Working data
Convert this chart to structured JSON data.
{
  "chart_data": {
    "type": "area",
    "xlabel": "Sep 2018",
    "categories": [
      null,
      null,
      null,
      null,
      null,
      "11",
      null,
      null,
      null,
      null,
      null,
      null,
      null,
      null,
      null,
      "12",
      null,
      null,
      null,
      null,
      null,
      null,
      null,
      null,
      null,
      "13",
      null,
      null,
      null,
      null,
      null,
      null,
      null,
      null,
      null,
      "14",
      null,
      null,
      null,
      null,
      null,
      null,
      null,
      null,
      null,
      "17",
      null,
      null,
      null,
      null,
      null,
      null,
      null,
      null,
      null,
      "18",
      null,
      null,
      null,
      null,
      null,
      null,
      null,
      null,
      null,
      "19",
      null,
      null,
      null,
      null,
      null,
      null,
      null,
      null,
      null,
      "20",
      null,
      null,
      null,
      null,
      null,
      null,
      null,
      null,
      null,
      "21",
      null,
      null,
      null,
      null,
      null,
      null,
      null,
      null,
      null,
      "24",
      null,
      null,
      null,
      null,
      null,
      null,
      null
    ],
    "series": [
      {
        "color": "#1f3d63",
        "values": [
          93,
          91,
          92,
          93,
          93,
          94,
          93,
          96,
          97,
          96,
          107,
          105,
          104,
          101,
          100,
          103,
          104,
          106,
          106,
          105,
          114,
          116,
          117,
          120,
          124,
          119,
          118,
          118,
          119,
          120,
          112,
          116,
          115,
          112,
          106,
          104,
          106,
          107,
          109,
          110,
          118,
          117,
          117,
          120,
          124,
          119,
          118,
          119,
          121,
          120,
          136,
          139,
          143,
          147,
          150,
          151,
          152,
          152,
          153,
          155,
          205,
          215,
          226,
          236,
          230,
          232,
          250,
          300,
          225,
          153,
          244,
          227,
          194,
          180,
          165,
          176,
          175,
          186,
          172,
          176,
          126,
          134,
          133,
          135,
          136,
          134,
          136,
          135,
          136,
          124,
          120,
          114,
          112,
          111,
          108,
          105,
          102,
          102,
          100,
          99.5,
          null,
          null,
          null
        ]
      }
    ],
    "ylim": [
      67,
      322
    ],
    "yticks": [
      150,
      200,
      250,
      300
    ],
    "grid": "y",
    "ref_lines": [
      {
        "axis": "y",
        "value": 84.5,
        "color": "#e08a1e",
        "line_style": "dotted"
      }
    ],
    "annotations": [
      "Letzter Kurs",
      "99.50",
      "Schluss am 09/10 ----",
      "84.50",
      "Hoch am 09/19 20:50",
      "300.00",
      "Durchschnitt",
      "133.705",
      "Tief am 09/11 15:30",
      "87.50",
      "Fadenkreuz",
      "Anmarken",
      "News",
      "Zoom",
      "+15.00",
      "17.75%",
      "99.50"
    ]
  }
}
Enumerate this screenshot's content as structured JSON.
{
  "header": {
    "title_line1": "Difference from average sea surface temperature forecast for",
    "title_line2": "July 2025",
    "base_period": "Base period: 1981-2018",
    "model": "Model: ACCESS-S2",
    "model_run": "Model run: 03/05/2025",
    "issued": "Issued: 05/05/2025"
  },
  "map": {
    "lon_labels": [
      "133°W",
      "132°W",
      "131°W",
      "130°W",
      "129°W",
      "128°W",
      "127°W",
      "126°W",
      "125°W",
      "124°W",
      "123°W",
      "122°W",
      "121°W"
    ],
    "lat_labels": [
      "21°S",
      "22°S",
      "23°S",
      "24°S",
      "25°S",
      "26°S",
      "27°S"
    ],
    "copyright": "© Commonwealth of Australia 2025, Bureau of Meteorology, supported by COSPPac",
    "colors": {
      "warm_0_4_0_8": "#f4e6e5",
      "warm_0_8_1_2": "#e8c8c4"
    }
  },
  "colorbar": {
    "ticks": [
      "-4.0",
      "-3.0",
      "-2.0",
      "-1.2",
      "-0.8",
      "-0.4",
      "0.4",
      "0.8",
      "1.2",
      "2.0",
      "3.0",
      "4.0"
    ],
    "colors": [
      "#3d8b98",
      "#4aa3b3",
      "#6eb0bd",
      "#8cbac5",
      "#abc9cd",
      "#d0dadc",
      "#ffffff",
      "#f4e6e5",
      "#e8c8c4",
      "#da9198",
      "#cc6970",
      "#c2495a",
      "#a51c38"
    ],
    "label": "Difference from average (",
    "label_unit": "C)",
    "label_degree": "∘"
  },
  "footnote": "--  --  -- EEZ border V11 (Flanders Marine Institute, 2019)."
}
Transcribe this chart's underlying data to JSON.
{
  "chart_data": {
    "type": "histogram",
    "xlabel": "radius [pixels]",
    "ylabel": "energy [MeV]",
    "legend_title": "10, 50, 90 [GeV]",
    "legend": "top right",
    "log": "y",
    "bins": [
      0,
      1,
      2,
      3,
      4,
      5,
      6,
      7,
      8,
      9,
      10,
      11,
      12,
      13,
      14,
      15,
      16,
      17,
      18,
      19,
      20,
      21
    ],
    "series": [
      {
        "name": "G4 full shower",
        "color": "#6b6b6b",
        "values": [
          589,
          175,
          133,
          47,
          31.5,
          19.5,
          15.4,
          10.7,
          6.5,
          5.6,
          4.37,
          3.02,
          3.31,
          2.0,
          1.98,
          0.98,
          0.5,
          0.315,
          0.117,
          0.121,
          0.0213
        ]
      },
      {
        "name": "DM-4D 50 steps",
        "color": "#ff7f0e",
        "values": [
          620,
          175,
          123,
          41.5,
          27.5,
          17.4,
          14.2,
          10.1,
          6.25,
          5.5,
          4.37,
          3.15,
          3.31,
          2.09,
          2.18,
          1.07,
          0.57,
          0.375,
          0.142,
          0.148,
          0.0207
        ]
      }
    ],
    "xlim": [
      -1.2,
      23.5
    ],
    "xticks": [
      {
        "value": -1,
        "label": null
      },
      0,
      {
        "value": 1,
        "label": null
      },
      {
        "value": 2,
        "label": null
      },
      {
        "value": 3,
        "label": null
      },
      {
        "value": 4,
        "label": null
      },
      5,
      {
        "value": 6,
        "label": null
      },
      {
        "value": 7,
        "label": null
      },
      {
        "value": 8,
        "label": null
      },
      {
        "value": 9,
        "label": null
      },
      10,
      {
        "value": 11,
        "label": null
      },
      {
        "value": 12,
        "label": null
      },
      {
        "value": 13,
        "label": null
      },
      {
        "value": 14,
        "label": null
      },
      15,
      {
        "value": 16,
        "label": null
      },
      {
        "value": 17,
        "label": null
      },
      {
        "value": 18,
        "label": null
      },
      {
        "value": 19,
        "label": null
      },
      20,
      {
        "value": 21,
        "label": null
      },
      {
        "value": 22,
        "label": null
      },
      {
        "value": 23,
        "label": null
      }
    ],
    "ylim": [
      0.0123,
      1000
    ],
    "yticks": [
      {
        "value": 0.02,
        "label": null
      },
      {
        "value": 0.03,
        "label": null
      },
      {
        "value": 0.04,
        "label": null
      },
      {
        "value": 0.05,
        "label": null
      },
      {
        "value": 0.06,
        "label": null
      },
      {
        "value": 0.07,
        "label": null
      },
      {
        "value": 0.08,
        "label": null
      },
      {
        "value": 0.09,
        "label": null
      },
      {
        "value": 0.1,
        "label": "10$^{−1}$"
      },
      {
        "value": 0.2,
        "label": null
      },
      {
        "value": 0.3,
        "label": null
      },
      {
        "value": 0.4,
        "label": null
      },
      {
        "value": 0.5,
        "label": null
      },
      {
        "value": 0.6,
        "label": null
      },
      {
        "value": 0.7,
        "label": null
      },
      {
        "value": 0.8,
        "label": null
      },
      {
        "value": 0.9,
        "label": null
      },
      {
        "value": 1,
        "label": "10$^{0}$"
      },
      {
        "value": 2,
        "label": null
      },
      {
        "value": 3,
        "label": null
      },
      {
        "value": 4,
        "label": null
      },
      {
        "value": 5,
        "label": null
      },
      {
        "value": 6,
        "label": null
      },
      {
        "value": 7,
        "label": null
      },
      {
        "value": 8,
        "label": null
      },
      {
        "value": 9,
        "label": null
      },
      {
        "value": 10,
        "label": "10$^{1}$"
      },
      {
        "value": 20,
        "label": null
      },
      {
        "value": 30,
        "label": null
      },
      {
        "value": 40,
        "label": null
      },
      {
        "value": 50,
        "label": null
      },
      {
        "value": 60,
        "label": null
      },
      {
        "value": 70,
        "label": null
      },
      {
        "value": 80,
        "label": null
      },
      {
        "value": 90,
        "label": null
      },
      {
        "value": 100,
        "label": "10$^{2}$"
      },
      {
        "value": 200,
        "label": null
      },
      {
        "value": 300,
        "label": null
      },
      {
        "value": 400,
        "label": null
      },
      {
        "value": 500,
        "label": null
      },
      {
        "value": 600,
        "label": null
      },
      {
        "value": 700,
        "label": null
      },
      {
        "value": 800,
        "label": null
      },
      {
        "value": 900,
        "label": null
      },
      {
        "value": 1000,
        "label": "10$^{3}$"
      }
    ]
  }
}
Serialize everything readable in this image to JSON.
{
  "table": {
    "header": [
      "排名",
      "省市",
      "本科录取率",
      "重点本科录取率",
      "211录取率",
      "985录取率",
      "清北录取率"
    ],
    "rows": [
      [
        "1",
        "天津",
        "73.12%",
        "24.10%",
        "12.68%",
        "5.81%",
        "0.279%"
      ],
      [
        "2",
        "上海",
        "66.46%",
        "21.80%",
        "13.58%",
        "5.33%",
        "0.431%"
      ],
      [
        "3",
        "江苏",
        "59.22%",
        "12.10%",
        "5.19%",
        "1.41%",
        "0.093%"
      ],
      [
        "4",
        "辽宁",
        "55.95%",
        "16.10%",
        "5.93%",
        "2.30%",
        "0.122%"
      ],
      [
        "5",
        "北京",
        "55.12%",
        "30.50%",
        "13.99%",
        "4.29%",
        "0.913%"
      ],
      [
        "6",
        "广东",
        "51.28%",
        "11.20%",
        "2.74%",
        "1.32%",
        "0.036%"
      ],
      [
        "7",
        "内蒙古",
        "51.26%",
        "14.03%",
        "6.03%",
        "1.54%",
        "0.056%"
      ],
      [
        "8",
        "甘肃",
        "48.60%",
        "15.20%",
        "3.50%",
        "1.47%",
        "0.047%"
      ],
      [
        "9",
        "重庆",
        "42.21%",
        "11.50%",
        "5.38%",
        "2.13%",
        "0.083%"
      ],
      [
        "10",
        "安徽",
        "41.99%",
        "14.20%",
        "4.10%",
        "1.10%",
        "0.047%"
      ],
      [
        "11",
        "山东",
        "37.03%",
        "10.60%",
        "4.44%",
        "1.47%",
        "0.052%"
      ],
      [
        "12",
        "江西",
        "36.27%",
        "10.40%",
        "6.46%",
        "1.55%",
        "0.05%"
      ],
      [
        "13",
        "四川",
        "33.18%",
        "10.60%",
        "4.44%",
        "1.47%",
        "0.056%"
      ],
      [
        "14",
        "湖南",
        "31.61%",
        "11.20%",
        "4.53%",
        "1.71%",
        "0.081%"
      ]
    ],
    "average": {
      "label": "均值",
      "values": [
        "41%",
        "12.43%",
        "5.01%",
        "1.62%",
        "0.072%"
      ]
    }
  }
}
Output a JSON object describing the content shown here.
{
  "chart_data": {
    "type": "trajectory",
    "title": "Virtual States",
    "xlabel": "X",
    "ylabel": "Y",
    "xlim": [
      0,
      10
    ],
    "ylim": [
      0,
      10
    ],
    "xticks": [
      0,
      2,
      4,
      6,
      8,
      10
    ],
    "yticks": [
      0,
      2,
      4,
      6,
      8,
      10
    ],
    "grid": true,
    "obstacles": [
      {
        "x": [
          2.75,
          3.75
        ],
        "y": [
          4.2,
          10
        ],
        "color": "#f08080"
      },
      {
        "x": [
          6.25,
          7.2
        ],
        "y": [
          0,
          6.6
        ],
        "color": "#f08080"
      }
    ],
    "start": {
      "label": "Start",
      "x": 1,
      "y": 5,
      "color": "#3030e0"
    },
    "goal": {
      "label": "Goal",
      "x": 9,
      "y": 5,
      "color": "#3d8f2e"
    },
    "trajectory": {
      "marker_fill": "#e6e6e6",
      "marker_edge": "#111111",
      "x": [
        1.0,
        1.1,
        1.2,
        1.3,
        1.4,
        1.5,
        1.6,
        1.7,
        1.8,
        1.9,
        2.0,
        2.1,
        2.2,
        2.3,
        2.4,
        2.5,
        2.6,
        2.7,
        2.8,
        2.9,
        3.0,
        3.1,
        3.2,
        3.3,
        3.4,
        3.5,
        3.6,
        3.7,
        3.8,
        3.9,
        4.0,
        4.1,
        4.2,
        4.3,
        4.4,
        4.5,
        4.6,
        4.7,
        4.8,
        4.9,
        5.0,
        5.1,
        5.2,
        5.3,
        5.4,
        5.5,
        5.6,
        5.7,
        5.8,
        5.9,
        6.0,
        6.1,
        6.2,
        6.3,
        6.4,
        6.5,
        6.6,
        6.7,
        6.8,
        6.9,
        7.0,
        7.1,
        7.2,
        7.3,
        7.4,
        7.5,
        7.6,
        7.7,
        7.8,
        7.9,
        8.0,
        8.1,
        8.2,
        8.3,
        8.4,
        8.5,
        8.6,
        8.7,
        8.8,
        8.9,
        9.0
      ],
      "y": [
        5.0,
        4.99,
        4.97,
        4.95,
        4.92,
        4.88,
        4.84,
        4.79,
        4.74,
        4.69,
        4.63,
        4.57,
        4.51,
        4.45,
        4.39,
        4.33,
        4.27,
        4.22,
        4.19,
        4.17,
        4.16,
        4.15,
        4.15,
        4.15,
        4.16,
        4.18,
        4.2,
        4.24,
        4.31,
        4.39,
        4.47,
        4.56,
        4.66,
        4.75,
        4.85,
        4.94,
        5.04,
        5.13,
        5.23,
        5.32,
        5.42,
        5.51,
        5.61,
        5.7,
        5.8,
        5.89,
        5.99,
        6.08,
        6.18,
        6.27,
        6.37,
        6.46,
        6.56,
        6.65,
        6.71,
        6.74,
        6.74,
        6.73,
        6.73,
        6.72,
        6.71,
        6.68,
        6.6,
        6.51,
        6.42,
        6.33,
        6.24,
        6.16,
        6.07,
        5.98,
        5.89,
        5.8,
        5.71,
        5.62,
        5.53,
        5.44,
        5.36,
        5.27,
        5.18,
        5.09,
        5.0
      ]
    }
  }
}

What the exercise asks
Reproduce each line of the material containing the word "this".

Result of the task
Convert this chart to structured JSON data.
Enumerate this screenshot's content as structured JSON.
Transcribe this chart's underlying data to JSON.
Serialize everything readable in this image to JSON.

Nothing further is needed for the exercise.